● **WRITTEN EXERCISE**
Copy the lines that follow, keeping every character the same.

--

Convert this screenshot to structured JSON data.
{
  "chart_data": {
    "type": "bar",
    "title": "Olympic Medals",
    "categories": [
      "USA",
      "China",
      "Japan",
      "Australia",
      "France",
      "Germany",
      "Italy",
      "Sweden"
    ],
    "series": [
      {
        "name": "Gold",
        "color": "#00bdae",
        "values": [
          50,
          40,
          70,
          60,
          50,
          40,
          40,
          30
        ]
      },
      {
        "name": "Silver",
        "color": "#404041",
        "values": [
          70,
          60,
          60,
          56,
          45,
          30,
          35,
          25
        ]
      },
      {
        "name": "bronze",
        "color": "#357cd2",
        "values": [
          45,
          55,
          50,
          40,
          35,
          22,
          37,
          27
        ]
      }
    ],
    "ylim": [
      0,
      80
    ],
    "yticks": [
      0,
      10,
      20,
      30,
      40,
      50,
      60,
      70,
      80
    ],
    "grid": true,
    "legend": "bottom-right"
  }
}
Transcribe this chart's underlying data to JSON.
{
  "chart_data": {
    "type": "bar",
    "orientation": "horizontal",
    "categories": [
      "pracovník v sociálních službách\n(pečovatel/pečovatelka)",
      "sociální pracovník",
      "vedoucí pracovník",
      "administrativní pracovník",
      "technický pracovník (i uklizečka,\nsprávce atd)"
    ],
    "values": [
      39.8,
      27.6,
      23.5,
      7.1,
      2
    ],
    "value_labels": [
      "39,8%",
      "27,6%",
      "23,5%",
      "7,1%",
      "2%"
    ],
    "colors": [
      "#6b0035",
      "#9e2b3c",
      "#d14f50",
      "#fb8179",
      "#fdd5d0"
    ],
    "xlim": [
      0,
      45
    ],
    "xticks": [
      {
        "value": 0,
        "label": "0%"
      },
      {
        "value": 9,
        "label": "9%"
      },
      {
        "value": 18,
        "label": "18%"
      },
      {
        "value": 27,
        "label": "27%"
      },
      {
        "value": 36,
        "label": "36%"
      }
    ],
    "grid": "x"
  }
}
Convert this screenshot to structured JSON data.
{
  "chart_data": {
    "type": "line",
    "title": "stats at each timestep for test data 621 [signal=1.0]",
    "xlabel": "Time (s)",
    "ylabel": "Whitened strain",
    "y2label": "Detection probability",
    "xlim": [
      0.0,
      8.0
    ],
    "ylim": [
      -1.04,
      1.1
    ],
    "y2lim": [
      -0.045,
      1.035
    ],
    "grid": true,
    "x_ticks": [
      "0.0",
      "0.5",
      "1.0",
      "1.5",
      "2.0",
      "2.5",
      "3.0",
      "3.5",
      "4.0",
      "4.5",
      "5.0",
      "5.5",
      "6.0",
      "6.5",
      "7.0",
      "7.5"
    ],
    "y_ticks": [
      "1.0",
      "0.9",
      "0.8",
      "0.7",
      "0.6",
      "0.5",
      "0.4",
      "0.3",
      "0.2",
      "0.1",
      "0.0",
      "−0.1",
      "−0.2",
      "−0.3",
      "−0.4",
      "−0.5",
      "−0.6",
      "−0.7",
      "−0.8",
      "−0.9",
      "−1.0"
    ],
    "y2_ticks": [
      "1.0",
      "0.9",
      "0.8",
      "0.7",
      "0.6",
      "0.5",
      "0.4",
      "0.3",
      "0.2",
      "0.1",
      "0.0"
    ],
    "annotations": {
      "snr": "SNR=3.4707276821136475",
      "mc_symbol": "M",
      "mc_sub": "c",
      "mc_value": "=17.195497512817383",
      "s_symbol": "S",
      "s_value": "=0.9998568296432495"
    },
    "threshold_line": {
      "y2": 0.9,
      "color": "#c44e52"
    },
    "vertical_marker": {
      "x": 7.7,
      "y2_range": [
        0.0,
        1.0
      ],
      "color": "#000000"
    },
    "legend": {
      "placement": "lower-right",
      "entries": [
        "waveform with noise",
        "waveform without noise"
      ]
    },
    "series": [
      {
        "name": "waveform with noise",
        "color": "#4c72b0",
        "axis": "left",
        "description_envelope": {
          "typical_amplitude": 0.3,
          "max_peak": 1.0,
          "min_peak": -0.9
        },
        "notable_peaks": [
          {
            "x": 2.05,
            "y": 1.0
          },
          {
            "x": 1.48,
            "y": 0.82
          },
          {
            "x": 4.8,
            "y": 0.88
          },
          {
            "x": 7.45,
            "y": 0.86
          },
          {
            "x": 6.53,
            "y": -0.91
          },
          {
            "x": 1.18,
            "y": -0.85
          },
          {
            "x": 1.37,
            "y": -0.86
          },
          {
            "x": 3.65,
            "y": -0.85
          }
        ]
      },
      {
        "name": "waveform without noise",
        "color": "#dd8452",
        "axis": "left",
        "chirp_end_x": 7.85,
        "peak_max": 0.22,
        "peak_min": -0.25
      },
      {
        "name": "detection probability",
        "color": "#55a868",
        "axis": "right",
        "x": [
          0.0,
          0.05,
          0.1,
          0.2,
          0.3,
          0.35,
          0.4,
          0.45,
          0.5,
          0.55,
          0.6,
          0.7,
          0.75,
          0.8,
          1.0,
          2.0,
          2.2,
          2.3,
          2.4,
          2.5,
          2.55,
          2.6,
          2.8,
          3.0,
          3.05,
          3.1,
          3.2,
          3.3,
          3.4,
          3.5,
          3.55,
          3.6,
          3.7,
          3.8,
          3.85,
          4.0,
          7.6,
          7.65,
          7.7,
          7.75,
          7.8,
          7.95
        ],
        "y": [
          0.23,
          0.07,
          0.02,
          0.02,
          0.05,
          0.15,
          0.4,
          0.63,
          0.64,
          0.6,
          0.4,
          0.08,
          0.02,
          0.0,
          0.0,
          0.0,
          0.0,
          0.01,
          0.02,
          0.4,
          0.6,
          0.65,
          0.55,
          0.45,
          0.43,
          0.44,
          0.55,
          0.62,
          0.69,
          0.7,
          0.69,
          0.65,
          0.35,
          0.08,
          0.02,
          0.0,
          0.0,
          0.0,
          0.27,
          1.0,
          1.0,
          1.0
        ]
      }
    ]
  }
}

--

● **WRITTEN ANSWER**
Convert this screenshot to structured JSON data.
{
  "chart_data": {
    "type": "bar",
    "title": "Olympic Medals",
    "categories": [
      "USA",
      "China",
      "Japan",
      "Australia",
      "France",
      "Germany",
      "Italy",
      "Sweden"
    ],
    "series": [
      {
        "name": "Gold",
        "color": "#00bdae",
        "values": [
          50,
          40,
          70,
          60,
          50,
          40,
          40,
          30
        ]
      },
      {
        "name": "Silver",
        "color": "#404041",
        "values": [
          70,
          60,
          60,
          56,
          45,
          30,
          35,
          25
        ]
      },
      {
        "name": "bronze",
        "color": "#357cd2",
        "values": [
          45,
          55,
          50,
          40,
          35,
          22,
          37,
          27
        ]
      }
    ],
    "ylim": [
      0,
      80
    ],
    "yticks": [
      0,
      10,
      20,
      30,
      40,
      50,
      60,
      70,
      80
    ],
    "grid": true,
    "legend": "bottom-right"
  }
}
Transcribe this chart's underlying data to JSON.
{
  "chart_data": {
    "type": "bar",
    "orientation": "horizontal",
    "categories": [
      "pracovník v sociálních službách\n(pečovatel/pečovatelka)",
      "sociální pracovník",
      "vedoucí pracovník",
      "administrativní pracovník",
      "technický pracovník (i uklizečka,\nsprávce atd)"
    ],
    "values": [
      39.8,
      27.6,
      23.5,
      7.1,
      2
    ],
    "value_labels": [
      "39,8%",
      "27,6%",
      "23,5%",
      "7,1%",
      "2%"
    ],
    "colors": [
      "#6b0035",
      "#9e2b3c",
      "#d14f50",
      "#fb8179",
      "#fdd5d0"
    ],
    "xlim": [
      0,
      45
    ],
    "xticks": [
      {
        "value": 0,
        "label": "0%"
      },
      {
        "value": 9,
        "label": "9%"
      },
      {
        "value": 18,
        "label": "18%"
      },
      {
        "value": 27,
        "label": "27%"
      },
      {
        "value": 36,
        "label": "36%"
      }
    ],
    "grid": "x"
  }
}
Convert this screenshot to structured JSON data.
{
  "chart_data": {
    "type": "line",
    "title": "stats at each timestep for test data 621 [signal=1.0]",
    "xlabel": "Time (s)",
    "ylabel": "Whitened strain",
    "y2label": "Detection probability",
    "xlim": [
      0.0,
      8.0
    ],
    "ylim": [
      -1.04,
      1.1
    ],
    "y2lim": [
      -0.045,
      1.035
    ],
    "grid": true,
    "x_ticks": [
      "0.0",
      "0.5",
      "1.0",
      "1.5",
      "2.0",
      "2.5",
      "3.0",
      "3.5",
      "4.0",
      "4.5",
      "5.0",
      "5.5",
      "6.0",
      "6.5",
      "7.0",
      "7.5"
    ],
    "y_ticks": [
      "1.0",
      "0.9",
      "0.8",
      "0.7",
      "0.6",
      "0.5",
      "0.4",
      "0.3",
      "0.2",
      "0.1",
      "0.0",
      "−0.1",
      "−0.2",
      "−0.3",
      "−0.4",
      "−0.5",
      "−0.6",
      "−0.7",
      "−0.8",
      "−0.9",
      "−1.0"
    ],
    "y2_ticks": [
      "1.0",
      "0.9",
      "0.8",
      "0.7",
      "0.6",
      "0.5",
      "0.4",
      "0.3",
      "0.2",
      "0.1",
      "0.0"
    ],
    "annotations": {
      "snr": "SNR=3.4707276821136475",
      "mc_symbol": "M",
      "mc_sub": "c",
      "mc_value": "=17.195497512817383",
      "s_symbol": "S",
      "s_value": "=0.9998568296432495"
    },
    "threshold_line": {
      "y2": 0.9,
      "color": "#c44e52"
    },
    "vertical_marker": {
      "x": 7.7,
      "y2_range": [
        0.0,
        1.0
      ],
      "color": "#000000"
    },
    "legend": {
      "placement": "lower-right",
      "entries": [
        "waveform with noise",
        "waveform without noise"
      ]
    },
    "series": [
      {
        "name": "waveform with noise",
        "color": "#4c72b0",
        "axis": "left",
        "description_envelope": {
          "typical_amplitude": 0.3,
          "max_peak": 1.0,
          "min_peak": -0.9
        },
        "notable_peaks": [
          {
            "x": 2.05,
            "y": 1.0
          },
          {
            "x": 1.48,
            "y": 0.82
          },
          {
            "x": 4.8,
            "y": 0.88
          },
          {
            "x": 7.45,
            "y": 0.86
          },
          {
            "x": 6.53,
            "y": -0.91
          },
          {
            "x": 1.18,
            "y": -0.85
          },
          {
            "x": 1.37,
            "y": -0.86
          },
          {
            "x": 3.65,
            "y": -0.85
          }
        ]
      },
      {
        "name": "waveform without noise",
        "color": "#dd8452",
        "axis": "left",
        "chirp_end_x": 7.85,
        "peak_max": 0.22,
        "peak_min": -0.25
      },
      {
        "name": "detection probability",
        "color": "#55a868",
        "axis": "right",
        "x": [
          0.0,
          0.05,
          0.1,
          0.2,
          0.3,
          0.35,
          0.4,
          0.45,
          0.5,
          0.55,
          0.6,
          0.7,
          0.75,
          0.8,
          1.0,
          2.0,
          2.2,
          2.3,
          2.4,
          2.5,
          2.55,
          2.6,
          2.8,
          3.0,
          3.05,
          3.1,
          3.2,
          3.3,
          3.4,
          3.5,
          3.55,
          3.6,
          3.7,
          3.8,
          3.85,
          4.0,
          7.6,
          7.65,
          7.7,
          7.75,
          7.8,
          7.95
        ],
        "y": [
          0.23,
          0.07,
          0.02,
          0.02,
          0.05,
          0.15,
          0.4,
          0.63,
          0.64,
          0.6,
          0.4,
          0.08,
          0.02,
          0.0,
          0.0,
          0.0,
          0.0,
          0.01,
          0.02,
          0.4,
          0.6,
          0.65,
          0.55,
          0.45,
          0.43,
          0.44,
          0.55,
          0.62,
          0.69,
          0.7,
          0.69,
          0.65,
          0.35,
          0.08,
          0.02,
          0.0,
          0.0,
          0.0,
          0.27,
          1.0,
          1.0,
          1.0
        ]
      }
    ]
  }
}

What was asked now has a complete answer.